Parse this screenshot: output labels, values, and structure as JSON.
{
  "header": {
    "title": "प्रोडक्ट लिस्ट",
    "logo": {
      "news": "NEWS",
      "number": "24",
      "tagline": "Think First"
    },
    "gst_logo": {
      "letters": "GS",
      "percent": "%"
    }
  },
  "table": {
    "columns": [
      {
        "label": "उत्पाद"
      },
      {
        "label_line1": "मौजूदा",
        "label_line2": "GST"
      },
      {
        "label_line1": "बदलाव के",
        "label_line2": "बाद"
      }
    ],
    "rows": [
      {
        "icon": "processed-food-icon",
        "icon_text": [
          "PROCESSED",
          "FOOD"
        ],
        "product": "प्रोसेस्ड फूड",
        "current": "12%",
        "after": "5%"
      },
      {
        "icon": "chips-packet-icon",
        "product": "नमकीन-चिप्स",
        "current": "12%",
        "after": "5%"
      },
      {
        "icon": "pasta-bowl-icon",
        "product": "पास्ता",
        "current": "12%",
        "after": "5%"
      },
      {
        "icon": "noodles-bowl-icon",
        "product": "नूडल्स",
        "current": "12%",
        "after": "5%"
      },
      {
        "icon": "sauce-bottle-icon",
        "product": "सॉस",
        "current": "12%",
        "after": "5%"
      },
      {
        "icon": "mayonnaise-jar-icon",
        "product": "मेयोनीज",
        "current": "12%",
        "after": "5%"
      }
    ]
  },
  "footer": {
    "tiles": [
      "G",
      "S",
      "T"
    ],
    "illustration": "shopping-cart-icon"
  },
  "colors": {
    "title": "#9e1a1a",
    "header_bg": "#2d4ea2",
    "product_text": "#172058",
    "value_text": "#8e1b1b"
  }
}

Goal
Pull out each record as written and restate it exactly.

Task response
Parse this screenshot: output labels, values, and structure as JSON.
{
  "header": {
    "title": "प्रोडक्ट लिस्ट",
    "logo": {
      "news": "NEWS",
      "number": "24",
      "tagline": "Think First"
    },
    "gst_logo": {
      "letters": "GS",
      "percent": "%"
    }
  },
  "table": {
    "columns": [
      {
        "label": "उत्पाद"
      },
      {
        "label_line1": "मौजूदा",
        "label_line2": "GST"
      },
      {
        "label_line1": "बदलाव के",
        "label_line2": "बाद"
      }
    ],
    "rows": [
      {
        "icon": "processed-food-icon",
        "icon_text": [
          "PROCESSED",
          "FOOD"
        ],
        "product": "प्रोसेस्ड फूड",
        "current": "12%",
        "after": "5%"
      },
      {
        "icon": "chips-packet-icon",
        "product": "नमकीन-चिप्स",
        "current": "12%",
        "after": "5%"
      },
      {
        "icon": "pasta-bowl-icon",
        "product": "पास्ता",
        "current": "12%",
        "after": "5%"
      },
      {
        "icon": "noodles-bowl-icon",
        "product": "नूडल्स",
        "current": "12%",
        "after": "5%"
      },
      {
        "icon": "sauce-bottle-icon",
        "product": "सॉस",
        "current": "12%",
        "after": "5%"
      },
      {
        "icon": "mayonnaise-jar-icon",
        "product": "मेयोनीज",
        "current": "12%",
        "after": "5%"
      }
    ]
  },
  "footer": {
    "tiles": [
      "G",
      "S",
      "T"
    ],
    "illustration": "shopping-cart-icon"
  },
  "colors": {
    "title": "#9e1a1a",
    "header_bg": "#2d4ea2",
    "product_text": "#172058",
    "value_text": "#8e1b1b"
  }
}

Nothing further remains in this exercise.